▶ **The exercise**:
Every line below that holds the string "Noise" should be copied out.

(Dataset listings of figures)
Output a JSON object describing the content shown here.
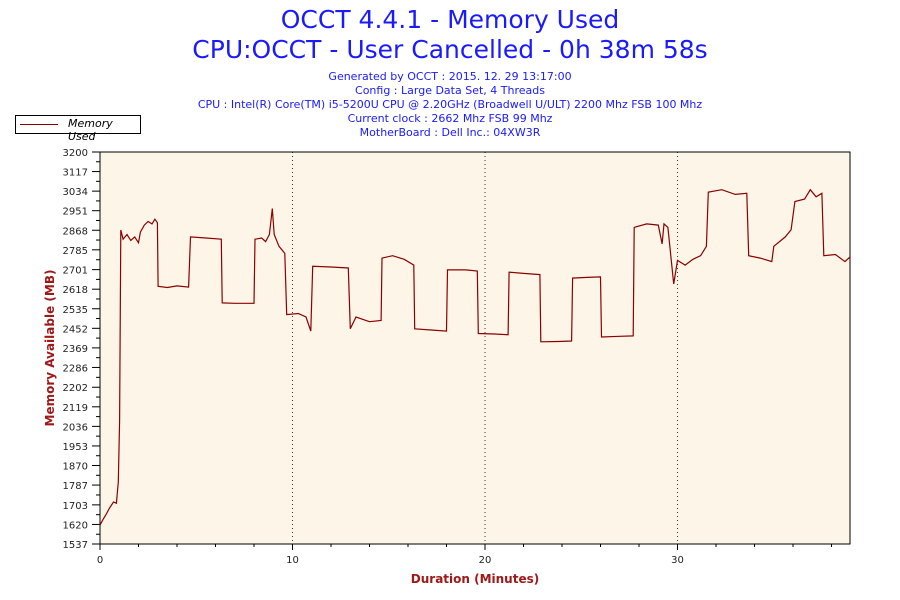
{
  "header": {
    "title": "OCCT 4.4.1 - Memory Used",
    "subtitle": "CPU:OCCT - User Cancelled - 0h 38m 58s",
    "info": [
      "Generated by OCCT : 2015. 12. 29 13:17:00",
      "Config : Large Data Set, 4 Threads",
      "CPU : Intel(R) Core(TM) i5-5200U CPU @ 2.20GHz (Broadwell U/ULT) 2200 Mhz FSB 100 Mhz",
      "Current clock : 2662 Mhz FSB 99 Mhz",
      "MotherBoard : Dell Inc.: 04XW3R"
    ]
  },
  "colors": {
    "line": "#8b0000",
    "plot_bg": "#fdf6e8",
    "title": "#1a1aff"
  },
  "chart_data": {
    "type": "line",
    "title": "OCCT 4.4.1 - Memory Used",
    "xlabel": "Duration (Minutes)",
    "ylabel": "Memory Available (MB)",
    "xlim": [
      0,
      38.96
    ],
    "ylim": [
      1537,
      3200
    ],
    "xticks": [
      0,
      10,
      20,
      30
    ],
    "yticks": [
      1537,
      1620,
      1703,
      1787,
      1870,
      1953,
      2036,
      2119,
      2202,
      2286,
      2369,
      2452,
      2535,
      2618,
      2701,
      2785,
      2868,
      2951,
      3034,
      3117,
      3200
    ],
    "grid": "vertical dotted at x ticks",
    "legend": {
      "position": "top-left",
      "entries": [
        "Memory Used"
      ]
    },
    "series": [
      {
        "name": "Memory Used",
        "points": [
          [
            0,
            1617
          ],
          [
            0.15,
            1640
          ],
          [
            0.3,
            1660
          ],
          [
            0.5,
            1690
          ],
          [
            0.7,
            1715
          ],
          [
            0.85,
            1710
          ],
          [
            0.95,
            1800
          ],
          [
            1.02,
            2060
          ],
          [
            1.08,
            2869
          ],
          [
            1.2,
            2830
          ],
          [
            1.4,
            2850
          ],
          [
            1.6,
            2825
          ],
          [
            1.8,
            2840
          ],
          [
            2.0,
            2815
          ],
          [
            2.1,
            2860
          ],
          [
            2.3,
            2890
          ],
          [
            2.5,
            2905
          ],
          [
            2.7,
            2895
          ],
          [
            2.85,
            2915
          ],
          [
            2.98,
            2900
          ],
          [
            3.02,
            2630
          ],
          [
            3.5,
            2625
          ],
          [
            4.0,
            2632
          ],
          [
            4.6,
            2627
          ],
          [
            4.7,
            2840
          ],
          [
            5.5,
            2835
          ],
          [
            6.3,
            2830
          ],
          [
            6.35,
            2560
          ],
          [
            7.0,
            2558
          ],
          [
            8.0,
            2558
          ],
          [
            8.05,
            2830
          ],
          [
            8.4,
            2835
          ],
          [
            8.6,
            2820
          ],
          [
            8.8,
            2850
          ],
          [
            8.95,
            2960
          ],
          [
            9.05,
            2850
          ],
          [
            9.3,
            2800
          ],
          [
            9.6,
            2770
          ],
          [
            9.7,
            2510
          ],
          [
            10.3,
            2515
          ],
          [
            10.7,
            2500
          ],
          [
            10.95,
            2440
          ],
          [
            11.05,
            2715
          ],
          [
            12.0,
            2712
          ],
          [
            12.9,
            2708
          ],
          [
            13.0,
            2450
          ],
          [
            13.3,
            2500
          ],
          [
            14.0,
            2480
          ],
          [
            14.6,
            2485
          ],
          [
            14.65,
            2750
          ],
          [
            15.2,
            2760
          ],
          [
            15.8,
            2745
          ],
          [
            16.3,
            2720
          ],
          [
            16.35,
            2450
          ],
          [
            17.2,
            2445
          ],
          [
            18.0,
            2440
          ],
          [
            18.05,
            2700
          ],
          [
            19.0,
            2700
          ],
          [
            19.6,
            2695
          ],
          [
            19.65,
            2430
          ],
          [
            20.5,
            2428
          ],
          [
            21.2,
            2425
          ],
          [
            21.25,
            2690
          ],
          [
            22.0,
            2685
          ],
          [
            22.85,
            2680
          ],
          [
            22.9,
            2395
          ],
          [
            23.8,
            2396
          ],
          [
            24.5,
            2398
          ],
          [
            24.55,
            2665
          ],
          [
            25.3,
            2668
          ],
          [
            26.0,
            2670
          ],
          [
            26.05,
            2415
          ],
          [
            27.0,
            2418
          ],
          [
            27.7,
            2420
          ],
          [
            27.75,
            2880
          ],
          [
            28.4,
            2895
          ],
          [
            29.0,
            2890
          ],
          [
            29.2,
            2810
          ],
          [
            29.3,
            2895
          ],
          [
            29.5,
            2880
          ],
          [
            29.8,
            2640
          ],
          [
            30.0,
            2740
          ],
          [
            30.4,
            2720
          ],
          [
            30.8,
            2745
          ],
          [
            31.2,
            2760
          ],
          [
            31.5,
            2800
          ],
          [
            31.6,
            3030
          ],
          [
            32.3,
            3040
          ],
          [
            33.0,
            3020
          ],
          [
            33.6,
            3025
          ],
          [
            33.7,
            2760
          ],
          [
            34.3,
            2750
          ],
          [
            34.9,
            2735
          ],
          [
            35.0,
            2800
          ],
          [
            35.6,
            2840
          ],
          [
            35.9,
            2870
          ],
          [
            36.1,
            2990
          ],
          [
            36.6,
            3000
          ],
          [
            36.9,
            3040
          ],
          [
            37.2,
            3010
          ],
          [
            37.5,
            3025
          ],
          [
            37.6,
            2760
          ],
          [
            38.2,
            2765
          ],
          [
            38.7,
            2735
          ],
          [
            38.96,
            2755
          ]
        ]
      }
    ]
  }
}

...

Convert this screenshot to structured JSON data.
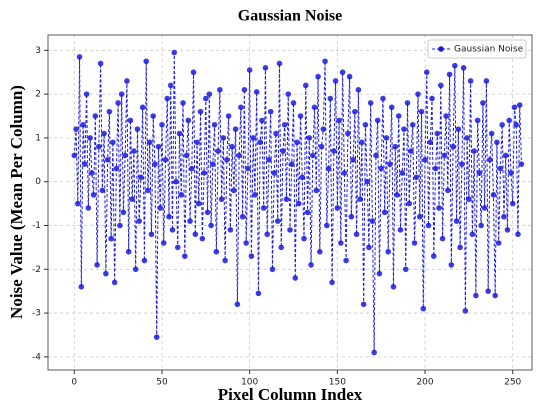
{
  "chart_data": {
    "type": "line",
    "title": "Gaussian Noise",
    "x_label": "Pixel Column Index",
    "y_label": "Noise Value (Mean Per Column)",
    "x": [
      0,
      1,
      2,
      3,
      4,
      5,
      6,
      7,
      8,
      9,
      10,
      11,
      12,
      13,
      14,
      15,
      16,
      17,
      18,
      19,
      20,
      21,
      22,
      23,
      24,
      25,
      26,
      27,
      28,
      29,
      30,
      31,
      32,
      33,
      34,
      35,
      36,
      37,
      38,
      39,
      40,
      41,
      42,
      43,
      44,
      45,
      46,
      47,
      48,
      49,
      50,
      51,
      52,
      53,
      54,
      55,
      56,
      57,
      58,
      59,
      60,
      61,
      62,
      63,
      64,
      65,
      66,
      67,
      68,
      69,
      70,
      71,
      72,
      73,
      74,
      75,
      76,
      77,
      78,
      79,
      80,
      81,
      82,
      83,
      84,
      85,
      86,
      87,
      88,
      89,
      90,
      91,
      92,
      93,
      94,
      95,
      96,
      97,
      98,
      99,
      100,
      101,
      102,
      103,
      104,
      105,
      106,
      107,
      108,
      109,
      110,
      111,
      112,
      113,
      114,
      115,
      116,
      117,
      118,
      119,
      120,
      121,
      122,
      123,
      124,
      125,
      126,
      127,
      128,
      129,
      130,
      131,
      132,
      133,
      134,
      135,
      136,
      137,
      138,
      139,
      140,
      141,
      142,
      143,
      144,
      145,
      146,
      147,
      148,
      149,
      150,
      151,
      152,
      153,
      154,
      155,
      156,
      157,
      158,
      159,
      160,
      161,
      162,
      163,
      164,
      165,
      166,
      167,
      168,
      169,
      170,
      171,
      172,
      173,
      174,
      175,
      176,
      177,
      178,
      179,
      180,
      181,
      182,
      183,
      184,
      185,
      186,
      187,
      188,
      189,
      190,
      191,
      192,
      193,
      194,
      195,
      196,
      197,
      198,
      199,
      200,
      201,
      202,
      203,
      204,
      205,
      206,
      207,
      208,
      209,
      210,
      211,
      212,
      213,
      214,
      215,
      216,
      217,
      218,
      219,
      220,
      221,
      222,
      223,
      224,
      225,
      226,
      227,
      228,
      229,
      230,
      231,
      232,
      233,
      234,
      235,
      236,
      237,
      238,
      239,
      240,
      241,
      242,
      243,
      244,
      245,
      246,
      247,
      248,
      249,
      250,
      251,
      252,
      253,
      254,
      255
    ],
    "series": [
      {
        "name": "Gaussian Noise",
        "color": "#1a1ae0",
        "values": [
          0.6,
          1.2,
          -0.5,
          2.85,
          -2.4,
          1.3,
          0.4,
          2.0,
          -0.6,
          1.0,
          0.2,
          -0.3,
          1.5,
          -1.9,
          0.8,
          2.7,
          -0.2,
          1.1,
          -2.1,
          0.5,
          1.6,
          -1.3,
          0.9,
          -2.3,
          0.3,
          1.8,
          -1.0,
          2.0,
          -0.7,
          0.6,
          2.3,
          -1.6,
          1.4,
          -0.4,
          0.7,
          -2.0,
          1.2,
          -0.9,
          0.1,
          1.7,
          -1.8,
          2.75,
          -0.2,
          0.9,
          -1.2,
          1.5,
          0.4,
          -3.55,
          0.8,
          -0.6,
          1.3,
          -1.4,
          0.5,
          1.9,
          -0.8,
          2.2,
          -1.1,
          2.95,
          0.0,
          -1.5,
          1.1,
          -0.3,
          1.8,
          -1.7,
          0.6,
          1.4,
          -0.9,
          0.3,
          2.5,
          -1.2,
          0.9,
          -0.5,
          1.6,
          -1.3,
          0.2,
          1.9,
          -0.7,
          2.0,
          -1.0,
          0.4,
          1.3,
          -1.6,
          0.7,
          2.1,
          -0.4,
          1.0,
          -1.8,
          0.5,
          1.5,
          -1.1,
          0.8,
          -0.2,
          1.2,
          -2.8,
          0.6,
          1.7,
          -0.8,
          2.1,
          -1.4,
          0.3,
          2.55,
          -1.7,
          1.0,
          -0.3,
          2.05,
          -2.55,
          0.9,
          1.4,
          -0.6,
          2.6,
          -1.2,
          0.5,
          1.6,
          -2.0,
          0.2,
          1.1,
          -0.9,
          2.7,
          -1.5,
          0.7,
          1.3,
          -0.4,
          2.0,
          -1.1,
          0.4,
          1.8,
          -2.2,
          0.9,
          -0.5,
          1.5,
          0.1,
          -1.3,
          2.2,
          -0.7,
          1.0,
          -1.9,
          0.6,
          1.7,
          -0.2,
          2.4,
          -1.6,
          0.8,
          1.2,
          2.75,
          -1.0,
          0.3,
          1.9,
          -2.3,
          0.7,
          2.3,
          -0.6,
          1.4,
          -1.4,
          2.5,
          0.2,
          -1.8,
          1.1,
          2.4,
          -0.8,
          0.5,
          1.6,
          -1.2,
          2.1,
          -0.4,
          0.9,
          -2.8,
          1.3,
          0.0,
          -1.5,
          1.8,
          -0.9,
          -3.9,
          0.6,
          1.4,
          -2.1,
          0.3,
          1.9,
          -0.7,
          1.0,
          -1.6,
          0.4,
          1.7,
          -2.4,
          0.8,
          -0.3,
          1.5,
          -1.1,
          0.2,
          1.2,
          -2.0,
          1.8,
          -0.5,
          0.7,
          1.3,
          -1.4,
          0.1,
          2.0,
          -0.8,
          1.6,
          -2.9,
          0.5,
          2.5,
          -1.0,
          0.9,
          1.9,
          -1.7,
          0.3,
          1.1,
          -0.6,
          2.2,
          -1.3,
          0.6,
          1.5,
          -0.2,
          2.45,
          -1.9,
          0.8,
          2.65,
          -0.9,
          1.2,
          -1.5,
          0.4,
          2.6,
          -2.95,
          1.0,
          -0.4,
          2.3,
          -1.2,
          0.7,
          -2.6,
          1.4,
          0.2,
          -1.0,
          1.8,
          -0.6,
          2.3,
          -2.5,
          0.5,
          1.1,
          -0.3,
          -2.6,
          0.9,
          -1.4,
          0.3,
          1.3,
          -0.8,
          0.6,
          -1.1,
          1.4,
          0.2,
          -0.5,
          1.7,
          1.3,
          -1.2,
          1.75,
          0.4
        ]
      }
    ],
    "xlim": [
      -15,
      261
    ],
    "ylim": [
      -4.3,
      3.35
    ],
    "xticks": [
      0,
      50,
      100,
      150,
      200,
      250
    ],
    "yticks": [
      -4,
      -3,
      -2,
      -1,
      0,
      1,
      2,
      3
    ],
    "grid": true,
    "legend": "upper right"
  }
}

▶ **The output**:
    "title": "Gaussian Noise",
    "y_label": "Noise Value (Mean Per Column)",
        "name": "Gaussian Noise",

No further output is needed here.